• Set task:
Search the material and gather each line with "JSON" in it.

(Data items)
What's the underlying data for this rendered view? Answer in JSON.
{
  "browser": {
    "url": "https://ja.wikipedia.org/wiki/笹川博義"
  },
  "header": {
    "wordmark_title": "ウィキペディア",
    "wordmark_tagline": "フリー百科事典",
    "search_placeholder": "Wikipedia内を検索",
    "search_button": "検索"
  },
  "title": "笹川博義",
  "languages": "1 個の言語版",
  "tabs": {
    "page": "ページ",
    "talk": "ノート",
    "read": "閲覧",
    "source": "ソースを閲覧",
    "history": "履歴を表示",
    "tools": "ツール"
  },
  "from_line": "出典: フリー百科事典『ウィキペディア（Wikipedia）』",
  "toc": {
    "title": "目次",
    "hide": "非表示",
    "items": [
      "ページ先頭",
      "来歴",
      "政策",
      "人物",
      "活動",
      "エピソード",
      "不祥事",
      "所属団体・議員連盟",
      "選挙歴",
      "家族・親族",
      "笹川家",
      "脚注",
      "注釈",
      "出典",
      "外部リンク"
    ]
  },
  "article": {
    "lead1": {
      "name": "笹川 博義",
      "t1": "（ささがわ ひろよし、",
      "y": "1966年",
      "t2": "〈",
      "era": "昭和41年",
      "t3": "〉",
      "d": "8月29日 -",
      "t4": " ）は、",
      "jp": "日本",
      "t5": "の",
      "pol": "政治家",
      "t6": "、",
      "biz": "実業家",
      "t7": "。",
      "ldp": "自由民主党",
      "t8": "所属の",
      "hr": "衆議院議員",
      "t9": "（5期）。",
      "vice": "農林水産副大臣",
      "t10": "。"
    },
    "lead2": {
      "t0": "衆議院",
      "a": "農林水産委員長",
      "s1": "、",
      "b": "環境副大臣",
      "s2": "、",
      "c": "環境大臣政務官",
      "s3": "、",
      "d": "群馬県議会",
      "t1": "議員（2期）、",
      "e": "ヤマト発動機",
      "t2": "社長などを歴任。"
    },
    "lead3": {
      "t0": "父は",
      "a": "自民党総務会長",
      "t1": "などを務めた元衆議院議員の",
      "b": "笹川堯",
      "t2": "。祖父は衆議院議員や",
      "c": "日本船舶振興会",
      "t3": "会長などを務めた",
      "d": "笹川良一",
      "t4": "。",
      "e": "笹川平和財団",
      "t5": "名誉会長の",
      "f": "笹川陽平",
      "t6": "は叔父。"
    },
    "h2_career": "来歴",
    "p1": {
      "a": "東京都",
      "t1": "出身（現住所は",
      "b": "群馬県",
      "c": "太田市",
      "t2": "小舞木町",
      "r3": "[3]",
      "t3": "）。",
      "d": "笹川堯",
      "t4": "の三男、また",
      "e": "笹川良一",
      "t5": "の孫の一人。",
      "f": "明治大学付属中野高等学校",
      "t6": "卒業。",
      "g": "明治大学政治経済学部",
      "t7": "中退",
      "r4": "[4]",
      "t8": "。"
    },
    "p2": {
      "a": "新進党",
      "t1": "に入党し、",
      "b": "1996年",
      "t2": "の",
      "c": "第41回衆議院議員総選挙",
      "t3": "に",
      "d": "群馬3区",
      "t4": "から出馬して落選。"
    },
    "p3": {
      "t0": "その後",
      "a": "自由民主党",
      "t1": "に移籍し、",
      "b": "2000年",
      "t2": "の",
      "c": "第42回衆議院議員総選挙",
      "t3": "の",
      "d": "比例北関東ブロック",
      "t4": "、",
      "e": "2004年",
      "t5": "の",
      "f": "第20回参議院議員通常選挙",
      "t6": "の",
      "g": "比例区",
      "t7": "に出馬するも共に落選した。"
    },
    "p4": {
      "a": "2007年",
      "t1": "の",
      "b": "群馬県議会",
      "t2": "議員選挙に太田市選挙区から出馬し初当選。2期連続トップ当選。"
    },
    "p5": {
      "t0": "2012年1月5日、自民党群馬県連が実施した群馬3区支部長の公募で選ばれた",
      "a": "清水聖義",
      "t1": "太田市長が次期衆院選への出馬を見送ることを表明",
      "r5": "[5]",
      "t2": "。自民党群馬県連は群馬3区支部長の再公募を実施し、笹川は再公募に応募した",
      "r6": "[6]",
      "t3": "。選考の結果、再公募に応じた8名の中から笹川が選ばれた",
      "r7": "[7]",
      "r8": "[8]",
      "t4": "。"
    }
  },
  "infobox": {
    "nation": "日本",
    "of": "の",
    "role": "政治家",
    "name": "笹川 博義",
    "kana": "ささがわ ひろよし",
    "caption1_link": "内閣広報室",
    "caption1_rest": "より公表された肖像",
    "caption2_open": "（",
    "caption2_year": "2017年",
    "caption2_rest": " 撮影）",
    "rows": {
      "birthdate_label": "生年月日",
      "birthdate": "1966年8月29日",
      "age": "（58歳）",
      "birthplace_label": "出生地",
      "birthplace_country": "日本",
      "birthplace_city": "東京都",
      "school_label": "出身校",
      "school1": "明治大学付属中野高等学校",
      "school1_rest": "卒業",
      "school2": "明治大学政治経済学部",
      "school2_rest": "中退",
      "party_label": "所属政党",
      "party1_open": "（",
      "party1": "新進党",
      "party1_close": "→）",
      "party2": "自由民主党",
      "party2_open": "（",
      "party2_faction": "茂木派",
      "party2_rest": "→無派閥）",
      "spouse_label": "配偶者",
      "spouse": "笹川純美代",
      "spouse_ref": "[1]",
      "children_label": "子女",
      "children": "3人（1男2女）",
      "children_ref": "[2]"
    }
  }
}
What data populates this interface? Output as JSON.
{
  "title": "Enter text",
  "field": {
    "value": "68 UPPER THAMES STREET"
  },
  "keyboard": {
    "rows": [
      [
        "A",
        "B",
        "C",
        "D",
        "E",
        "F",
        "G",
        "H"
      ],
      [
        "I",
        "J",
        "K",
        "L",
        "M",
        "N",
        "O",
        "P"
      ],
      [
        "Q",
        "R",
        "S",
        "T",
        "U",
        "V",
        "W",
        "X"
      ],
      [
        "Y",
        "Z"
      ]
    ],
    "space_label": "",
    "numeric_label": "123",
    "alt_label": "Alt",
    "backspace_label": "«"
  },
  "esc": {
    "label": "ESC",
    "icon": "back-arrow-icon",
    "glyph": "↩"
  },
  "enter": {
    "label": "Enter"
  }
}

• Task answer:
What's the underlying data for this rendered view? Answer in JSON.
What data populates this interface? Output as JSON.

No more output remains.